## EXERCISE
Write out the passage below on the first two Pro Evolution Soccer games in full, reproducing every word and punctuation mark without changes.

## PROVIDED TEXT
Tagline: "We are the Football Tribe"

The first installment in the series of Pro Evolution Soccer games was released in October 2001 for both PlayStation and PlayStation 2. It was released under the name World Soccer: Winning Eleven 5 in Japan. Commentary on the game was provided by Jon Briggs and Terry Butcher.

==== Pro Evolution Soccer 2 ====

Tagline: "They Will Rock You"

Pro Evolution Soccer 2 (World Soccer: Winning Eleven 6 in Japan and World Soccer: Winning Eleven 6 - International in the United States, PS2 and GameCube only) and World Soccer Winning Eleven 2002 exclusively in PS1 is the second installment and was released in October 2002 and some felt that it was a slight backwards step from the original Pro Evolution Soccer. Others argued that it had improved. The pace of gameplay was much faster than in the game's older sibling, with sharper turns and quicker reactions to tackles. It also included a training session mode. Extra clubs were added, with an extra Master League division. There were two new commentators, Peter Brackley and Trevor Brooking, but this aspect of the game was criticised for the commentators' inaccuracies and tendency to speak over each other.

The licensing was much the same, but infamously all Dutch players were called "Oranges" (e.g. goalkeeper Edwin van der Sar was renamed "Oranges025", Johan Cruyff was "Oranges082", etc.), because Konami did not hold the rights from the Royal Dutch Football Association, for use from Dutch players; in fact, plenty of other football games of the period with FIFPro licences also saw this happen to them (including FIFA 2002), following Netherlands' unsuccessful campaign at the 2002 World Cup qualifiers. Also, unlike in the original game, the "unofficial" club names stopped using obvious city names (e.g. Manchester United was Manchester, Real Madrid was Madrid, etc.), and instead used very ambiguous names (e.g. Manchester United were now Aragon, Liverpool became Europort, and West Ham became Lake District). The edit mode included a club editor which offset this problem to some extent, with editable kits and logos as well as club and player names.

## PROVIDED DATA
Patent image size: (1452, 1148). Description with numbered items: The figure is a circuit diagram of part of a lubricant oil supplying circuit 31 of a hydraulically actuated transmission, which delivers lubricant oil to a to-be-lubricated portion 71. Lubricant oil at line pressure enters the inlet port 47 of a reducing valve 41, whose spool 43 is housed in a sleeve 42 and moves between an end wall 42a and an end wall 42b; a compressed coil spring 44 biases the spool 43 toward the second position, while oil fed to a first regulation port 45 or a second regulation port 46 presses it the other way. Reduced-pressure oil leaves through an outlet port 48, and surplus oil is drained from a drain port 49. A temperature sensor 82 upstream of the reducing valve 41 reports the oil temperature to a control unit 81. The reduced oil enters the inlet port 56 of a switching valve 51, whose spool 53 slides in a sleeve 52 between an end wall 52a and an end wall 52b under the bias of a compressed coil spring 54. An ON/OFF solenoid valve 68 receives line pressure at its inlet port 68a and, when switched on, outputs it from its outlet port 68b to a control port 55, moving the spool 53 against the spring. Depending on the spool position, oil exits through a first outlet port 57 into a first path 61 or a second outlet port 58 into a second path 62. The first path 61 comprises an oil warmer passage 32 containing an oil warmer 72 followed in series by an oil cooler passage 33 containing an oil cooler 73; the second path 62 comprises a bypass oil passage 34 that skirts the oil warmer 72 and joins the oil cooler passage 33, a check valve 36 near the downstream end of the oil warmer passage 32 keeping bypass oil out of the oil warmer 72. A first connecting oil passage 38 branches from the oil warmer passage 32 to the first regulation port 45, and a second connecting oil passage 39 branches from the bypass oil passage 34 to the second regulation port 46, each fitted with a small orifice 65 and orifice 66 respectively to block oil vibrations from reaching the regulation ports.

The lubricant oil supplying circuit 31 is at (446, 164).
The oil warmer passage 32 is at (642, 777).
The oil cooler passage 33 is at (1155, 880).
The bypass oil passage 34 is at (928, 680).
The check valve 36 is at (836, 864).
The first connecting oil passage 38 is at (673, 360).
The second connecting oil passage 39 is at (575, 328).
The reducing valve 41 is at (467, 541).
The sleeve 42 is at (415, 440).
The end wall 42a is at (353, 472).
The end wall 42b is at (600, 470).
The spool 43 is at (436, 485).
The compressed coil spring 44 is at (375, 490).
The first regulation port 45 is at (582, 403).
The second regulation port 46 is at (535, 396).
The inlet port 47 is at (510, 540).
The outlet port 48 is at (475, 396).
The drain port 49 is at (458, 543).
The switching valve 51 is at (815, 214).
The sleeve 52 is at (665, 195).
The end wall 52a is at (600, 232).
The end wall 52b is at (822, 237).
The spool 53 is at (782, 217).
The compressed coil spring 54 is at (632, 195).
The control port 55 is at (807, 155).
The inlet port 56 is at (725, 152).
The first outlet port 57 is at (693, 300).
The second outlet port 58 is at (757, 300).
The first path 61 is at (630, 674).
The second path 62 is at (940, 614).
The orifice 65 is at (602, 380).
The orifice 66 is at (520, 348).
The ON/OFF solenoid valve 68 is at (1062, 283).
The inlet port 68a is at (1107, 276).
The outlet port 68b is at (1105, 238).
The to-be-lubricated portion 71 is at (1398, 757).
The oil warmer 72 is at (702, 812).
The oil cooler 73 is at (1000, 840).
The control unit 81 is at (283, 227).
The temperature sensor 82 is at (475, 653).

## EXERCISE RESPONSE
Tagline: "We are the Football Tribe"

The first installment in the series of Pro Evolution Soccer games was released in October 2001 for both PlayStation and PlayStation 2. It was released under the name World Soccer: Winning Eleven 5 in Japan. Commentary on the game was provided by Jon Briggs and Terry Butcher.

==== Pro Evolution Soccer 2 ====

Tagline: "They Will Rock You"

Pro Evolution Soccer 2 (World Soccer: Winning Eleven 6 in Japan and World Soccer: Winning Eleven 6 - International in the United States, PS2 and GameCube only) and World Soccer Winning Eleven 2002 exclusively in PS1 is the second installment and was released in October 2002 and some felt that it was a slight backwards step from the original Pro Evolution Soccer. Others argued that it had improved. The pace of gameplay was much faster than in the game's older sibling, with sharper turns and quicker reactions to tackles. It also included a training session mode. Extra clubs were added, with an extra Master League division. There were two new commentators, Peter Brackley and Trevor Brooking, but this aspect of the game was criticised for the commentators' inaccuracies and tendency to speak over each other.

The licensing was much the same, but infamously all Dutch players were called "Oranges" (e.g. goalkeeper Edwin van der Sar was renamed "Oranges025", Johan Cruyff was "Oranges082", etc.), because Konami did not hold the rights from the Royal Dutch Football Association, for use from Dutch players; in fact, plenty of other football games of the period with FIFPro licences also saw this happen to them (including FIFA 2002), following Netherlands' unsuccessful campaign at the 2002 World Cup qualifiers. Also, unlike in the original game, the "unofficial" club names stopped using obvious city names (e.g. Manchester United was Manchester, Real Madrid was Madrid, etc.), and instead used very ambiguous names (e.g. Manchester United were now Aragon, Liverpool became Europort, and West Ham became Lake District). The edit mode included a club editor which offset this problem to some extent, with editable kits and logos as well as club and player names.